- _EXERCISE_
Every line of the material below should be repeated exactly.

** begin **

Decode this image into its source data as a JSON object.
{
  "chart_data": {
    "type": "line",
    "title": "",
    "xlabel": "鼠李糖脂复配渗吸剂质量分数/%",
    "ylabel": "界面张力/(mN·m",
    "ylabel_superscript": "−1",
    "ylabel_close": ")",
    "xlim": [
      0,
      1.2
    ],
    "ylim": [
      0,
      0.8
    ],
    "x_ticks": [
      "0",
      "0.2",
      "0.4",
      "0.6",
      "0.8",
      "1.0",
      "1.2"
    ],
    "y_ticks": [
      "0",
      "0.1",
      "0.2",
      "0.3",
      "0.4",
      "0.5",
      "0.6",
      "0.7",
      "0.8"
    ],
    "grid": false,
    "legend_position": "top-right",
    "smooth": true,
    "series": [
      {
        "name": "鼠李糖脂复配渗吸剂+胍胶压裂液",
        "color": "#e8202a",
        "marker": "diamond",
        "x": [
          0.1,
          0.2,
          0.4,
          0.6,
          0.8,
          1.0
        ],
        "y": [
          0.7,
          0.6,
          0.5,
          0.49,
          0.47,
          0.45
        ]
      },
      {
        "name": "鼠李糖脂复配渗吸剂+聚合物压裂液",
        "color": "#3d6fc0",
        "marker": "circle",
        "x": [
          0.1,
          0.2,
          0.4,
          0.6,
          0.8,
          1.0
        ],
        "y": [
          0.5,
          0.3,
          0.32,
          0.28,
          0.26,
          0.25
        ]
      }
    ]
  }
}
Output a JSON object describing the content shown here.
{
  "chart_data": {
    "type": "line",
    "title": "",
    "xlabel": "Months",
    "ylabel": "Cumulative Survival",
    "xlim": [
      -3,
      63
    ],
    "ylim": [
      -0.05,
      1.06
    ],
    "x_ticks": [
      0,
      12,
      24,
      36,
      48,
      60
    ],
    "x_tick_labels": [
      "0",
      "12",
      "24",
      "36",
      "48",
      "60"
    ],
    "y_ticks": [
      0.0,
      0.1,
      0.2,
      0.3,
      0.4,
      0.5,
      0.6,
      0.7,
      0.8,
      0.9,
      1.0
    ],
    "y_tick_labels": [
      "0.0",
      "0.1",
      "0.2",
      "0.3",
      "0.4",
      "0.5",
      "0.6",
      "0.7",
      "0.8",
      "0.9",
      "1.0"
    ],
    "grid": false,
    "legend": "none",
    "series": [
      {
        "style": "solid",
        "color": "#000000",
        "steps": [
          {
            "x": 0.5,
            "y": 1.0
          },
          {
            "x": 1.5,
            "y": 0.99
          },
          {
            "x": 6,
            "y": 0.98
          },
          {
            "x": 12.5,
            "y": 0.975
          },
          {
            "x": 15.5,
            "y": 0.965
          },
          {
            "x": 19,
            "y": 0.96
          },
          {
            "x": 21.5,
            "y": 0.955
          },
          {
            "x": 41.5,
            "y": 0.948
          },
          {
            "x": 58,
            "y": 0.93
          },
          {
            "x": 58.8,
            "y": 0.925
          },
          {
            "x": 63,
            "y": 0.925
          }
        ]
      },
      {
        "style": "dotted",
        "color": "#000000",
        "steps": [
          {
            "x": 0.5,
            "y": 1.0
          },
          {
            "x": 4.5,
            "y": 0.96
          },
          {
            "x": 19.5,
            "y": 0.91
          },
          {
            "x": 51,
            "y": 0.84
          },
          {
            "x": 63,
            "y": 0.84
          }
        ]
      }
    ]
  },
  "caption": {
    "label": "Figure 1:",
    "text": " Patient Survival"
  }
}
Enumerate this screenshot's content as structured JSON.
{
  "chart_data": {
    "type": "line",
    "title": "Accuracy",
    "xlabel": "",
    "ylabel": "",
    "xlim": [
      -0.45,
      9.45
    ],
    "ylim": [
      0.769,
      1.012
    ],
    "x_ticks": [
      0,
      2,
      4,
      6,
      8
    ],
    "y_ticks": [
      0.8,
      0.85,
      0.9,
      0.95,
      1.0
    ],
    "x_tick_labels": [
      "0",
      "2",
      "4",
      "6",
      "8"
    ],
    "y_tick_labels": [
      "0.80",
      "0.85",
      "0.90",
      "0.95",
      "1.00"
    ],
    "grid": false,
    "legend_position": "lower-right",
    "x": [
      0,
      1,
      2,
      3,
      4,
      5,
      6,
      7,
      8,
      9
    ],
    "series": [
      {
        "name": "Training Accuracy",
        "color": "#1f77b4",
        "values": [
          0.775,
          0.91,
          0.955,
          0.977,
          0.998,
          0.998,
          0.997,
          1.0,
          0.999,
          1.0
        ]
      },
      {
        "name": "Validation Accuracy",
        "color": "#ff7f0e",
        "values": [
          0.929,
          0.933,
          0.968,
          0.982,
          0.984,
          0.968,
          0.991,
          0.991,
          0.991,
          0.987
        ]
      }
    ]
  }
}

** end **

- _FINAL ANSWER_
Decode this image into its source data as a JSON object.
{
  "chart_data": {
    "type": "line",
    "title": "",
    "xlabel": "鼠李糖脂复配渗吸剂质量分数/%",
    "ylabel": "界面张力/(mN·m",
    "ylabel_superscript": "−1",
    "ylabel_close": ")",
    "xlim": [
      0,
      1.2
    ],
    "ylim": [
      0,
      0.8
    ],
    "x_ticks": [
      "0",
      "0.2",
      "0.4",
      "0.6",
      "0.8",
      "1.0",
      "1.2"
    ],
    "y_ticks": [
      "0",
      "0.1",
      "0.2",
      "0.3",
      "0.4",
      "0.5",
      "0.6",
      "0.7",
      "0.8"
    ],
    "grid": false,
    "legend_position": "top-right",
    "smooth": true,
    "series": [
      {
        "name": "鼠李糖脂复配渗吸剂+胍胶压裂液",
        "color": "#e8202a",
        "marker": "diamond",
        "x": [
          0.1,
          0.2,
          0.4,
          0.6,
          0.8,
          1.0
        ],
        "y": [
          0.7,
          0.6,
          0.5,
          0.49,
          0.47,
          0.45
        ]
      },
      {
        "name": "鼠李糖脂复配渗吸剂+聚合物压裂液",
        "color": "#3d6fc0",
        "marker": "circle",
        "x": [
          0.1,
          0.2,
          0.4,
          0.6,
          0.8,
          1.0
        ],
        "y": [
          0.5,
          0.3,
          0.32,
          0.28,
          0.26,
          0.25
        ]
      }
    ]
  }
}
Output a JSON object describing the content shown here.
{
  "chart_data": {
    "type": "line",
    "title": "",
    "xlabel": "Months",
    "ylabel": "Cumulative Survival",
    "xlim": [
      -3,
      63
    ],
    "ylim": [
      -0.05,
      1.06
    ],
    "x_ticks": [
      0,
      12,
      24,
      36,
      48,
      60
    ],
    "x_tick_labels": [
      "0",
      "12",
      "24",
      "36",
      "48",
      "60"
    ],
    "y_ticks": [
      0.0,
      0.1,
      0.2,
      0.3,
      0.4,
      0.5,
      0.6,
      0.7,
      0.8,
      0.9,
      1.0
    ],
    "y_tick_labels": [
      "0.0",
      "0.1",
      "0.2",
      "0.3",
      "0.4",
      "0.5",
      "0.6",
      "0.7",
      "0.8",
      "0.9",
      "1.0"
    ],
    "grid": false,
    "legend": "none",
    "series": [
      {
        "style": "solid",
        "color": "#000000",
        "steps": [
          {
            "x": 0.5,
            "y": 1.0
          },
          {
            "x": 1.5,
            "y": 0.99
          },
          {
            "x": 6,
            "y": 0.98
          },
          {
            "x": 12.5,
            "y": 0.975
          },
          {
            "x": 15.5,
            "y": 0.965
          },
          {
            "x": 19,
            "y": 0.96
          },
          {
            "x": 21.5,
            "y": 0.955
          },
          {
            "x": 41.5,
            "y": 0.948
          },
          {
            "x": 58,
            "y": 0.93
          },
          {
            "x": 58.8,
            "y": 0.925
          },
          {
            "x": 63,
            "y": 0.925
          }
        ]
      },
      {
        "style": "dotted",
        "color": "#000000",
        "steps": [
          {
            "x": 0.5,
            "y": 1.0
          },
          {
            "x": 4.5,
            "y": 0.96
          },
          {
            "x": 19.5,
            "y": 0.91
          },
          {
            "x": 51,
            "y": 0.84
          },
          {
            "x": 63,
            "y": 0.84
          }
        ]
      }
    ]
  },
  "caption": {
    "label": "Figure 1:",
    "text": " Patient Survival"
  }
}
Enumerate this screenshot's content as structured JSON.
{
  "chart_data": {
    "type": "line",
    "title": "Accuracy",
    "xlabel": "",
    "ylabel": "",
    "xlim": [
      -0.45,
      9.45
    ],
    "ylim": [
      0.769,
      1.012
    ],
    "x_ticks": [
      0,
      2,
      4,
      6,
      8
    ],
    "y_ticks": [
      0.8,
      0.85,
      0.9,
      0.95,
      1.0
    ],
    "x_tick_labels": [
      "0",
      "2",
      "4",
      "6",
      "8"
    ],
    "y_tick_labels": [
      "0.80",
      "0.85",
      "0.90",
      "0.95",
      "1.00"
    ],
    "grid": false,
    "legend_position": "lower-right",
    "x": [
      0,
      1,
      2,
      3,
      4,
      5,
      6,
      7,
      8,
      9
    ],
    "series": [
      {
        "name": "Training Accuracy",
        "color": "#1f77b4",
        "values": [
          0.775,
          0.91,
          0.955,
          0.977,
          0.998,
          0.998,
          0.997,
          1.0,
          0.999,
          1.0
        ]
      },
      {
        "name": "Validation Accuracy",
        "color": "#ff7f0e",
        "values": [
          0.929,
          0.933,
          0.968,
          0.982,
          0.984,
          0.968,
          0.991,
          0.991,
          0.991,
          0.987
        ]
      }
    ]
  }
}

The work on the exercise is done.